═══ DATA SUPPLIED ═══
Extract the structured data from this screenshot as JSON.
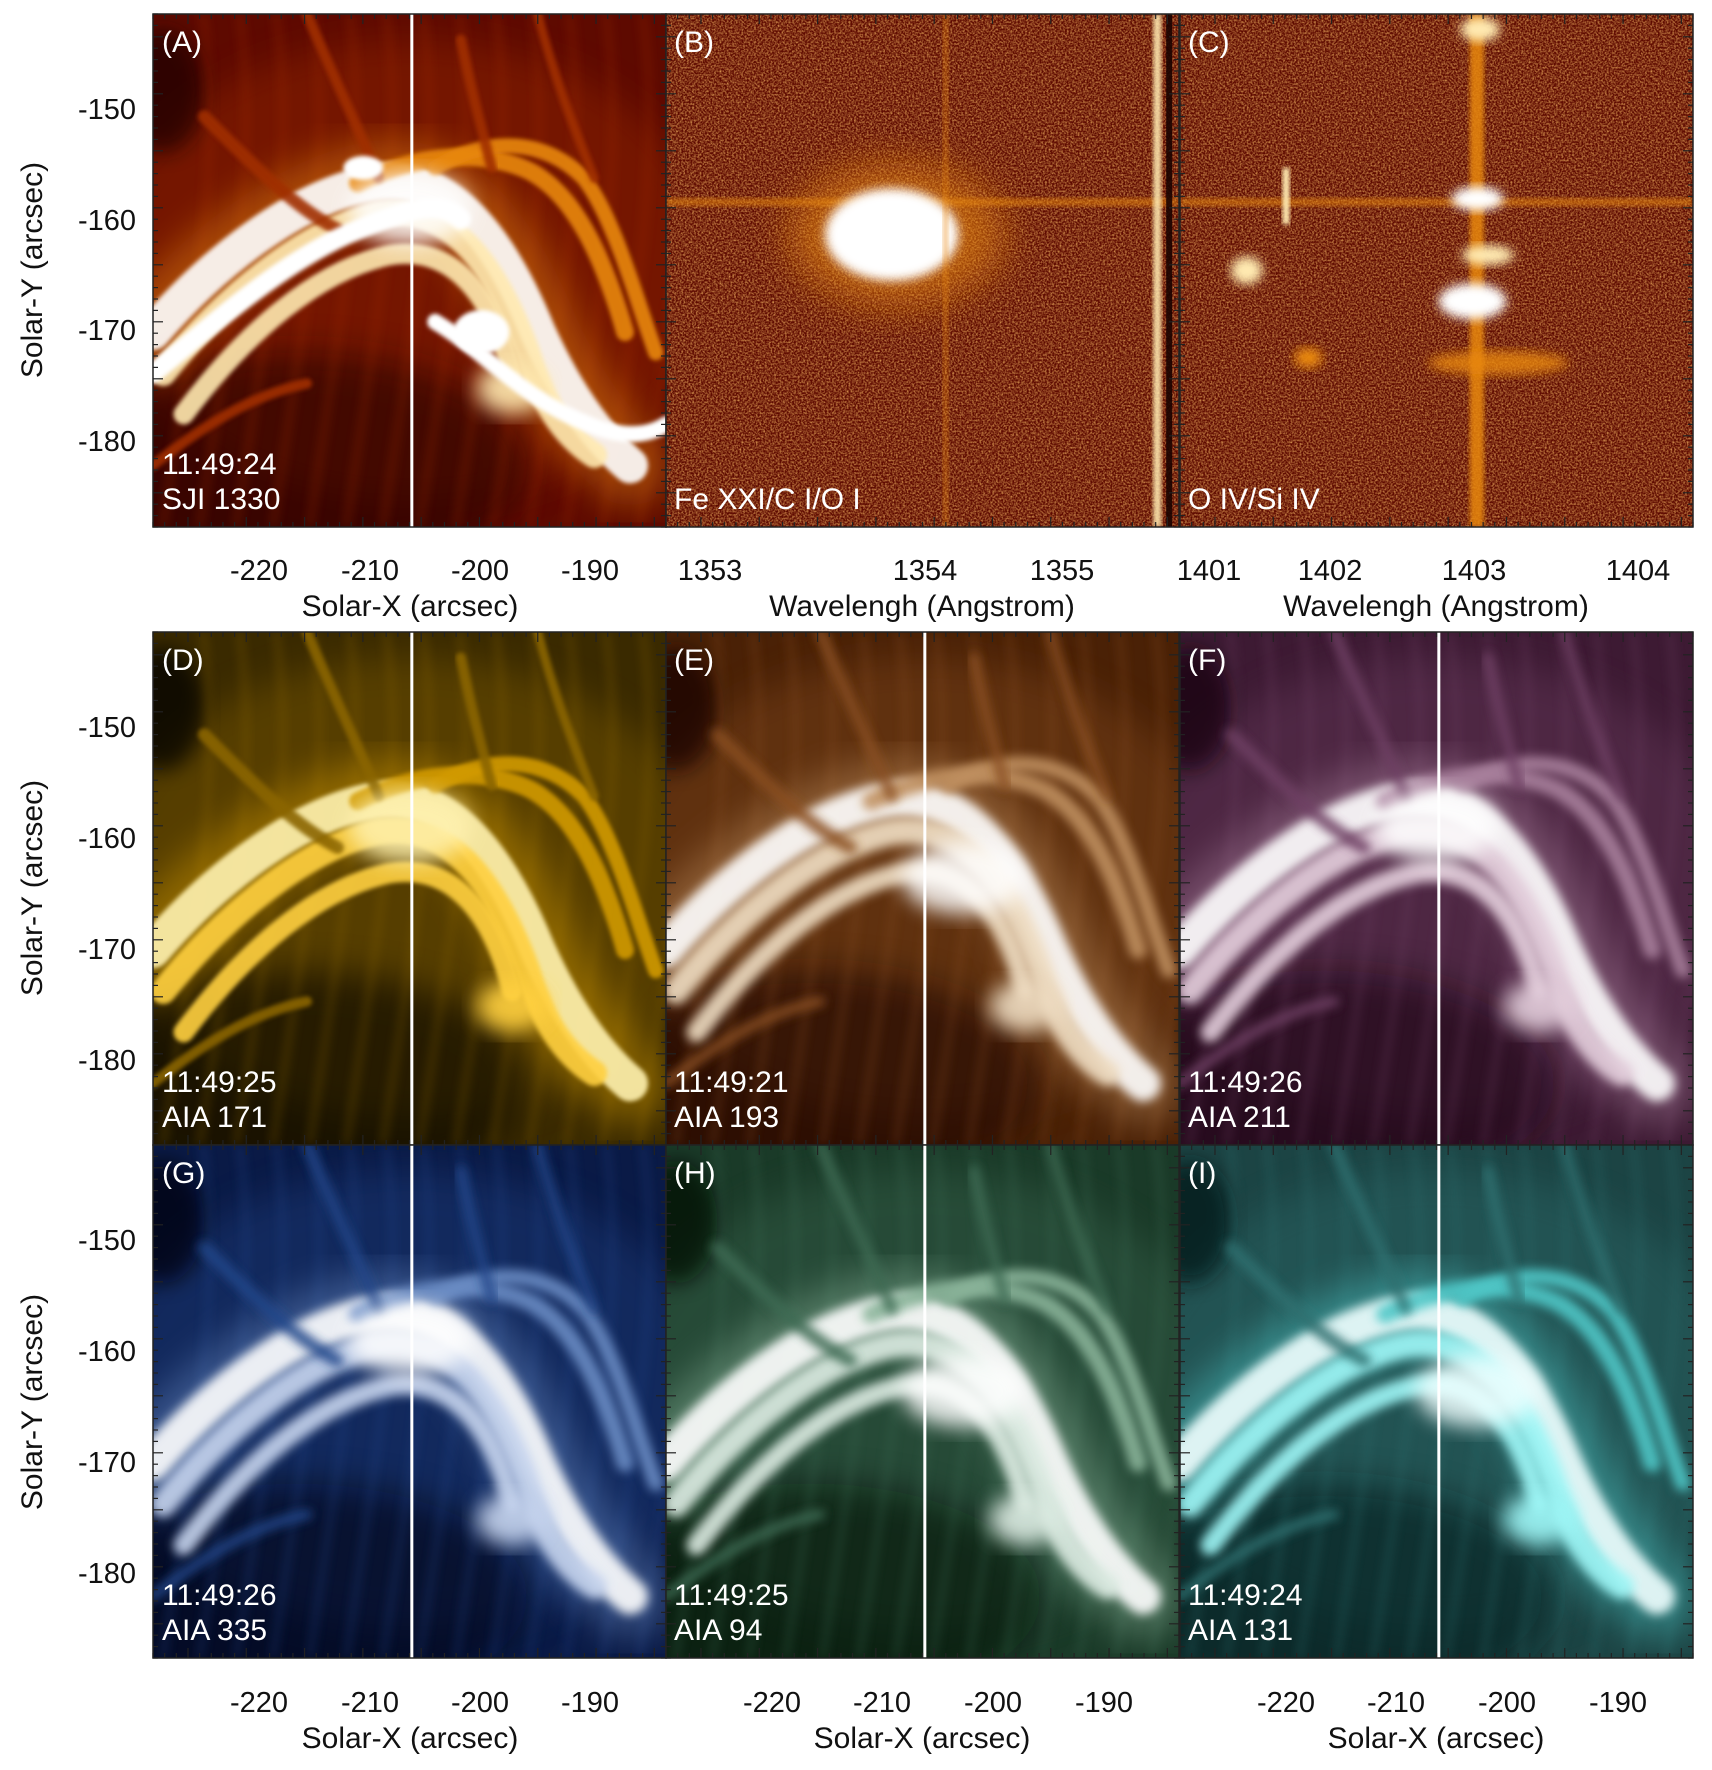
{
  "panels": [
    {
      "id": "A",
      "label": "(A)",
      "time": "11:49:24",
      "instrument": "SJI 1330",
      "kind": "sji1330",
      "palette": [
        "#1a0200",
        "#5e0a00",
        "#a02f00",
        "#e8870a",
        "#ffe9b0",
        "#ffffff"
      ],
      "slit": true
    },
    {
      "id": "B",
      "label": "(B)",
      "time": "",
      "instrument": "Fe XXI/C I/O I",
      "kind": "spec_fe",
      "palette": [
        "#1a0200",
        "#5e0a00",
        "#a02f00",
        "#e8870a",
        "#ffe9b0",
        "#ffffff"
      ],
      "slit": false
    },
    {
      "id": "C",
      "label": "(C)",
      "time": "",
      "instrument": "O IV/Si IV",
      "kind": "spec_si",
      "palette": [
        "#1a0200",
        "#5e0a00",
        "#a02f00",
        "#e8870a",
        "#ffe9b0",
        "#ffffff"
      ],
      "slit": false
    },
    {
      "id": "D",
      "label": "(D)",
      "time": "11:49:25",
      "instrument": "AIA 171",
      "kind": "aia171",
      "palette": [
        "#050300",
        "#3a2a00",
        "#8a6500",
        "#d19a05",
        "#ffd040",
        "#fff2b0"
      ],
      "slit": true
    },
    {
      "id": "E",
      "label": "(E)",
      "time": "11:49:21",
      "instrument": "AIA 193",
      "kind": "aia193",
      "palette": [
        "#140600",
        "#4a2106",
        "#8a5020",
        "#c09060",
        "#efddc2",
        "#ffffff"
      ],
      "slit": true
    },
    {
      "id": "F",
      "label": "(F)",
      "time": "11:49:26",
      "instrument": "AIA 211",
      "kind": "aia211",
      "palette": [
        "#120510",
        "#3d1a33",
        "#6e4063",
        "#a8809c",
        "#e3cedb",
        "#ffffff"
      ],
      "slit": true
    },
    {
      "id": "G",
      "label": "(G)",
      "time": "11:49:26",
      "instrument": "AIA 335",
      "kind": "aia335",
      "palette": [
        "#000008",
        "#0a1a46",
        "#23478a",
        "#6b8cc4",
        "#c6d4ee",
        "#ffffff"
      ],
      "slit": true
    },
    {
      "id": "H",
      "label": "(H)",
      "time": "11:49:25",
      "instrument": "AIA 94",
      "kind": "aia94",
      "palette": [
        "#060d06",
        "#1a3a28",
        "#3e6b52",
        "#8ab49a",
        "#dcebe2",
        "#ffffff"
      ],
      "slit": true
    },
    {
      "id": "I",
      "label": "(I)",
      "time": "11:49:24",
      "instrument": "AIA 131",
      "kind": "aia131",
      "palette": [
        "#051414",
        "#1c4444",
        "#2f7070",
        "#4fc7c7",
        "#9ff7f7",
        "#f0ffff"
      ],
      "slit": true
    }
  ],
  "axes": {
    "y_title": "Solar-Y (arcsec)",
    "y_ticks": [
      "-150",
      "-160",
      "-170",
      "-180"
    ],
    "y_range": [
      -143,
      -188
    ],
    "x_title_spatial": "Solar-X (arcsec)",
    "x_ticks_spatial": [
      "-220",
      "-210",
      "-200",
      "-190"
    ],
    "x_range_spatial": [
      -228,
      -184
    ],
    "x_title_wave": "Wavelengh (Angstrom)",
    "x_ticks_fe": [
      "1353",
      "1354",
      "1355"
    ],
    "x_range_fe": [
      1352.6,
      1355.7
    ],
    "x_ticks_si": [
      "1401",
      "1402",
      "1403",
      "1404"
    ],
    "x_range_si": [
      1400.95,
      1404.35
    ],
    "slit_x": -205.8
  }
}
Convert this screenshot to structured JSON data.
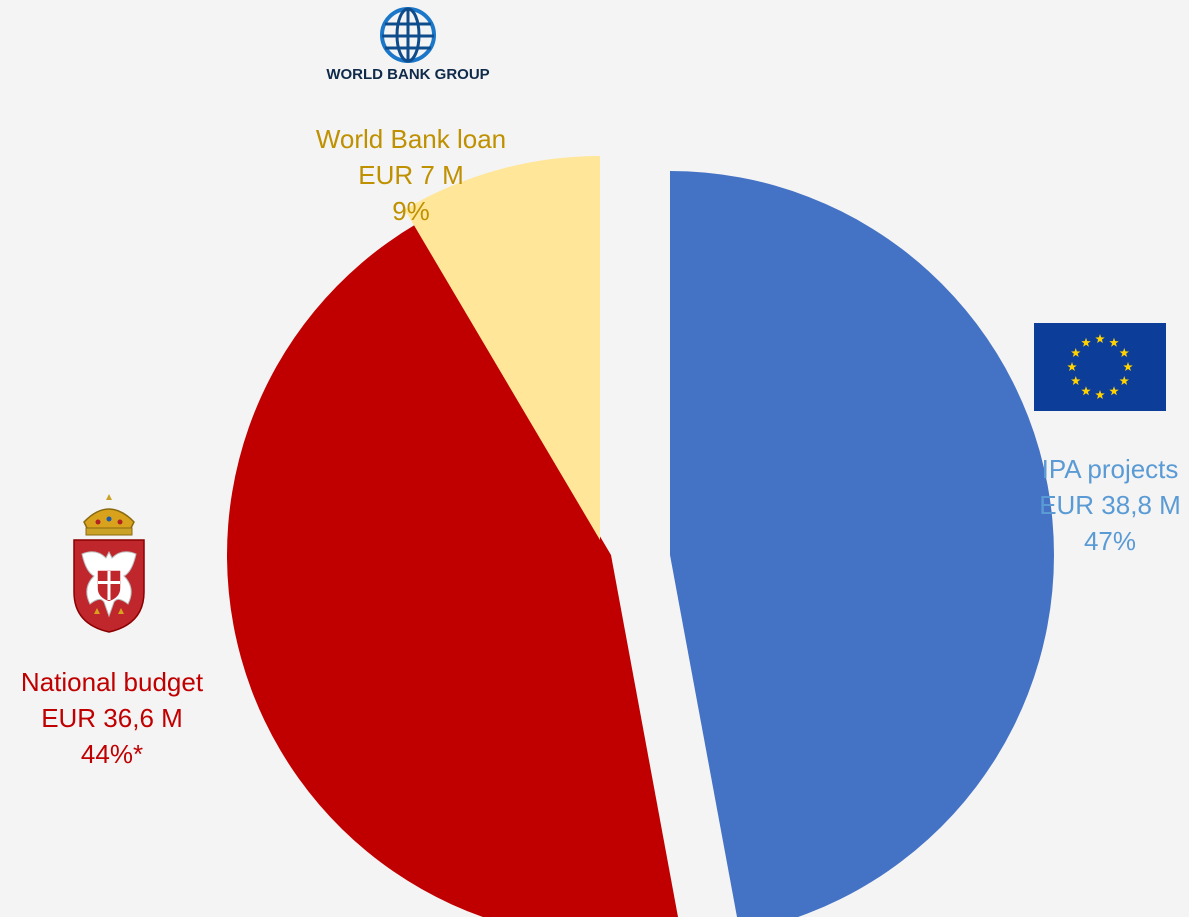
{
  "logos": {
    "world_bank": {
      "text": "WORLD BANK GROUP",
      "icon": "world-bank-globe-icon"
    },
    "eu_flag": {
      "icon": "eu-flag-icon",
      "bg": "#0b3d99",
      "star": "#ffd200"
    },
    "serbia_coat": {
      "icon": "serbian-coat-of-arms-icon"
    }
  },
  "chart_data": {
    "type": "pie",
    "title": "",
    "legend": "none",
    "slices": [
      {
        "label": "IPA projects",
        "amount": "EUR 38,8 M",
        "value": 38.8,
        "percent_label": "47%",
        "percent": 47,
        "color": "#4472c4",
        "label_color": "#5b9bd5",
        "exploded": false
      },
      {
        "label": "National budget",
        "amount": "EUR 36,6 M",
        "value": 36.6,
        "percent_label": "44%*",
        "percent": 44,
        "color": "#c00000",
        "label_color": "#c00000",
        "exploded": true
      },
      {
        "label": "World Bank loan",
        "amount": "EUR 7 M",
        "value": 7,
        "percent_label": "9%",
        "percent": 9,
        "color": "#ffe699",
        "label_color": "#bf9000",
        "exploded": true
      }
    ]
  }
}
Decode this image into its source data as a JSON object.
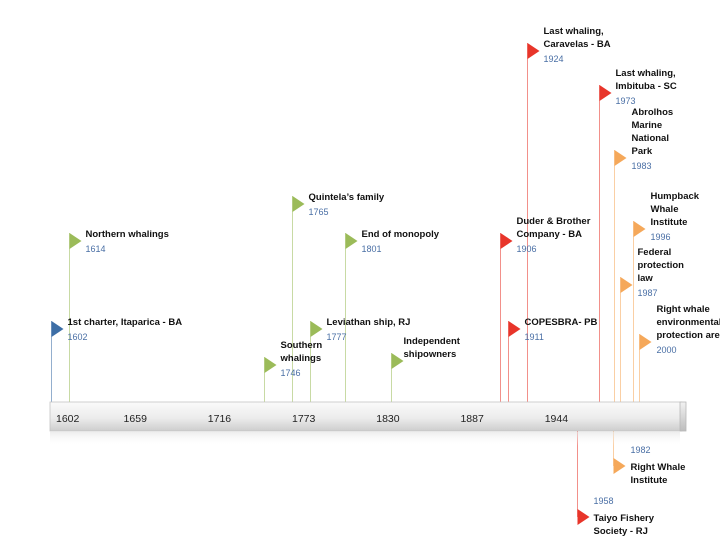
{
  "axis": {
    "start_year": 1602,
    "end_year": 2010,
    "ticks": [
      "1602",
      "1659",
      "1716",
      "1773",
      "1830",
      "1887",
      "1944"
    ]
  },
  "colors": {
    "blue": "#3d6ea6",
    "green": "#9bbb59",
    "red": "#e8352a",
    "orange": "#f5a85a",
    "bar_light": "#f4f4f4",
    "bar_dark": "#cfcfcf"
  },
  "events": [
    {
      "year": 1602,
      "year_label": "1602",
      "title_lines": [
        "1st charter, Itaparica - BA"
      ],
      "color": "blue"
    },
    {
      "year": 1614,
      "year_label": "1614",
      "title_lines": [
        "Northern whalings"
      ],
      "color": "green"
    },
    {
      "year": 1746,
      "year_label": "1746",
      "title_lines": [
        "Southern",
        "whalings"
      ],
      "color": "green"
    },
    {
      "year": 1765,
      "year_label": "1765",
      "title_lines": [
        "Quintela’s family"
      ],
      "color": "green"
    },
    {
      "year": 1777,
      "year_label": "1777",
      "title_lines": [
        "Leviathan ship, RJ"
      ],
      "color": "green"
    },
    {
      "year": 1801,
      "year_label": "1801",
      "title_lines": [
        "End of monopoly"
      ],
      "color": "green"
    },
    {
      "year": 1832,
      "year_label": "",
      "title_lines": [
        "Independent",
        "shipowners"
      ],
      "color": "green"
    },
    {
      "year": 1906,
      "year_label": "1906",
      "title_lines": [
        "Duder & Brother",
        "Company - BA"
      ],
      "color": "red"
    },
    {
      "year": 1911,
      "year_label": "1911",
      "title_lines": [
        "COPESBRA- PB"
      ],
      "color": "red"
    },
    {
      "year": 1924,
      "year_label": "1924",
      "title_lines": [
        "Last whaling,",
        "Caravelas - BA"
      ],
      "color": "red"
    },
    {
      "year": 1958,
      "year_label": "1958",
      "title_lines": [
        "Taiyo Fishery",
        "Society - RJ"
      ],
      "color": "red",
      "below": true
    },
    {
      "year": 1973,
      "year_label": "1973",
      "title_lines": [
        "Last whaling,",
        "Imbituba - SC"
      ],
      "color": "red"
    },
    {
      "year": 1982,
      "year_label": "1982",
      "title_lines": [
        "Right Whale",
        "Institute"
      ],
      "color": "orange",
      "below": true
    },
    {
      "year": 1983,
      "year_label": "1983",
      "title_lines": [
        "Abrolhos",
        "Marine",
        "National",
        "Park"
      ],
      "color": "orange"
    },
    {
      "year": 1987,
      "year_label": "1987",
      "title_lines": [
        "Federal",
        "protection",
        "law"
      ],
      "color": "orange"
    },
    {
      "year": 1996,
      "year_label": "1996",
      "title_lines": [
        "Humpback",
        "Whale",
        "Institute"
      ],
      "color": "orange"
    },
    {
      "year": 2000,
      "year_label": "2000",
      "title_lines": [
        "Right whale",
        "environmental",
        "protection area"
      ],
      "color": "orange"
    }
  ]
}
═══
**WORK TO COMPLETE:**
Exclude the images, then output the data above word for word.

**OUTPUT OF THE EXERCISE:**
Extract the structured data from this screenshot as JSON.
{
  "panels": [
    {
      "id": "A",
      "label": "(A)",
      "time": "11:49:24",
      "instrument": "SJI 1330",
      "kind": "sji1330",
      "palette": [
        "#1a0200",
        "#5e0a00",
        "#a02f00",
        "#e8870a",
        "#ffe9b0",
        "#ffffff"
      ],
      "slit": true
    },
    {
      "id": "B",
      "label": "(B)",
      "time": "",
      "instrument": "Fe XXI/C I/O I",
      "kind": "spec_fe",
      "palette": [
        "#1a0200",
        "#5e0a00",
        "#a02f00",
        "#e8870a",
        "#ffe9b0",
        "#ffffff"
      ],
      "slit": false
    },
    {
      "id": "C",
      "label": "(C)",
      "time": "",
      "instrument": "O IV/Si IV",
      "kind": "spec_si",
      "palette": [
        "#1a0200",
        "#5e0a00",
        "#a02f00",
        "#e8870a",
        "#ffe9b0",
        "#ffffff"
      ],
      "slit": false
    },
    {
      "id": "D",
      "label": "(D)",
      "time": "11:49:25",
      "instrument": "AIA 171",
      "kind": "aia171",
      "palette": [
        "#050300",
        "#3a2a00",
        "#8a6500",
        "#d19a05",
        "#ffd040",
        "#fff2b0"
      ],
      "slit": true
    },
    {
      "id": "E",
      "label": "(E)",
      "time": "11:49:21",
      "instrument": "AIA 193",
      "kind": "aia193",
      "palette": [
        "#140600",
        "#4a2106",
        "#8a5020",
        "#c09060",
        "#efddc2",
        "#ffffff"
      ],
      "slit": true
    },
    {
      "id": "F",
      "label": "(F)",
      "time": "11:49:26",
      "instrument": "AIA 211",
      "kind": "aia211",
      "palette": [
        "#120510",
        "#3d1a33",
        "#6e4063",
        "#a8809c",
        "#e3cedb",
        "#ffffff"
      ],
      "slit": true
    },
    {
      "id": "G",
      "label": "(G)",
      "time": "11:49:26",
      "instrument": "AIA 335",
      "kind": "aia335",
      "palette": [
        "#000008",
        "#0a1a46",
        "#23478a",
        "#6b8cc4",
        "#c6d4ee",
        "#ffffff"
      ],
      "slit": true
    },
    {
      "id": "H",
      "label": "(H)",
      "time": "11:49:25",
      "instrument": "AIA 94",
      "kind": "aia94",
      "palette": [
        "#060d06",
        "#1a3a28",
        "#3e6b52",
        "#8ab49a",
        "#dcebe2",
        "#ffffff"
      ],
      "slit": true
    },
    {
      "id": "I",
      "label": "(I)",
      "time": "11:49:24",
      "instrument": "AIA 131",
      "kind": "aia131",
      "palette": [
        "#051414",
        "#1c4444",
        "#2f7070",
        "#4fc7c7",
        "#9ff7f7",
        "#f0ffff"
      ],
      "slit": true
    }
  ],
  "axes": {
    "y_title": "Solar-Y (arcsec)",
    "y_ticks": [
      "-150",
      "-160",
      "-170",
      "-180"
    ],
    "y_range": [
      -143,
      -188
    ],
    "x_title_spatial": "Solar-X (arcsec)",
    "x_ticks_spatial": [
      "-220",
      "-210",
      "-200",
      "-190"
    ],
    "x_range_spatial": [
      -228,
      -184
    ],
    "x_title_wave": "Wavelengh (Angstrom)",
    "x_ticks_fe": [
      "1353",
      "1354",
      "1355"
    ],
    "x_range_fe": [
      1352.6,
      1355.7
    ],
    "x_ticks_si": [
      "1401",
      "1402",
      "1403",
      "1404"
    ],
    "x_range_si": [
      1400.95,
      1404.35
    ],
    "slit_x": -205.8
  }
}
Convert this screenshot to structured JSON data.
{
  "logos": {
    "world_bank": {
      "text": "WORLD BANK GROUP",
      "icon": "world-bank-globe-icon"
    },
    "eu_flag": {
      "icon": "eu-flag-icon",
      "bg": "#0b3d99",
      "star": "#ffd200"
    },
    "serbia_coat": {
      "icon": "serbian-coat-of-arms-icon"
    }
  },
  "chart_data": {
    "type": "pie",
    "title": "",
    "legend": "none",
    "slices": [
      {
        "label": "IPA projects",
        "amount": "EUR 38,8 M",
        "value": 38.8,
        "percent_label": "47%",
        "percent": 47,
        "color": "#4472c4",
        "label_color": "#5b9bd5",
        "exploded": false
      },
      {
        "label": "National budget",
        "amount": "EUR 36,6 M",
        "value": 36.6,
        "percent_label": "44%*",
        "percent": 44,
        "color": "#c00000",
        "label_color": "#c00000",
        "exploded": true
      },
      {
        "label": "World Bank loan",
        "amount": "EUR 7 M",
        "value": 7,
        "percent_label": "9%",
        "percent": 9,
        "color": "#ffe699",
        "label_color": "#bf9000",
        "exploded": true
      }
    ]
  }
}
Decode this image into its source data as a JSON object.
{
  "axis": {
    "start_year": 1602,
    "end_year": 2010,
    "ticks": [
      "1602",
      "1659",
      "1716",
      "1773",
      "1830",
      "1887",
      "1944"
    ]
  },
  "colors": {
    "blue": "#3d6ea6",
    "green": "#9bbb59",
    "red": "#e8352a",
    "orange": "#f5a85a",
    "bar_light": "#f4f4f4",
    "bar_dark": "#cfcfcf"
  },
  "events": [
    {
      "year": 1602,
      "year_label": "1602",
      "title_lines": [
        "1st charter, Itaparica - BA"
      ],
      "color": "blue"
    },
    {
      "year": 1614,
      "year_label": "1614",
      "title_lines": [
        "Northern whalings"
      ],
      "color": "green"
    },
    {
      "year": 1746,
      "year_label": "1746",
      "title_lines": [
        "Southern",
        "whalings"
      ],
      "color": "green"
    },
    {
      "year": 1765,
      "year_label": "1765",
      "title_lines": [
        "Quintela’s family"
      ],
      "color": "green"
    },
    {
      "year": 1777,
      "year_label": "1777",
      "title_lines": [
        "Leviathan ship, RJ"
      ],
      "color": "green"
    },
    {
      "year": 1801,
      "year_label": "1801",
      "title_lines": [
        "End of monopoly"
      ],
      "color": "green"
    },
    {
      "year": 1832,
      "year_label": "",
      "title_lines": [
        "Independent",
        "shipowners"
      ],
      "color": "green"
    },
    {
      "year": 1906,
      "year_label": "1906",
      "title_lines": [
        "Duder & Brother",
        "Company - BA"
      ],
      "color": "red"
    },
    {
      "year": 1911,
      "year_label": "1911",
      "title_lines": [
        "COPESBRA- PB"
      ],
      "color": "red"
    },
    {
      "year": 1924,
      "year_label": "1924",
      "title_lines": [
        "Last whaling,",
        "Caravelas - BA"
      ],
      "color": "red"
    },
    {
      "year": 1958,
      "year_label": "1958",
      "title_lines": [
        "Taiyo Fishery",
        "Society - RJ"
      ],
      "color": "red",
      "below": true
    },
    {
      "year": 1973,
      "year_label": "1973",
      "title_lines": [
        "Last whaling,",
        "Imbituba - SC"
      ],
      "color": "red"
    },
    {
      "year": 1982,
      "year_label": "1982",
      "title_lines": [
        "Right Whale",
        "Institute"
      ],
      "color": "orange",
      "below": true
    },
    {
      "year": 1983,
      "year_label": "1983",
      "title_lines": [
        "Abrolhos",
        "Marine",
        "National",
        "Park"
      ],
      "color": "orange"
    },
    {
      "year": 1987,
      "year_label": "1987",
      "title_lines": [
        "Federal",
        "protection",
        "law"
      ],
      "color": "orange"
    },
    {
      "year": 1996,
      "year_label": "1996",
      "title_lines": [
        "Humpback",
        "Whale",
        "Institute"
      ],
      "color": "orange"
    },
    {
      "year": 2000,
      "year_label": "2000",
      "title_lines": [
        "Right whale",
        "environmental",
        "protection area"
      ],
      "color": "orange"
    }
  ]
}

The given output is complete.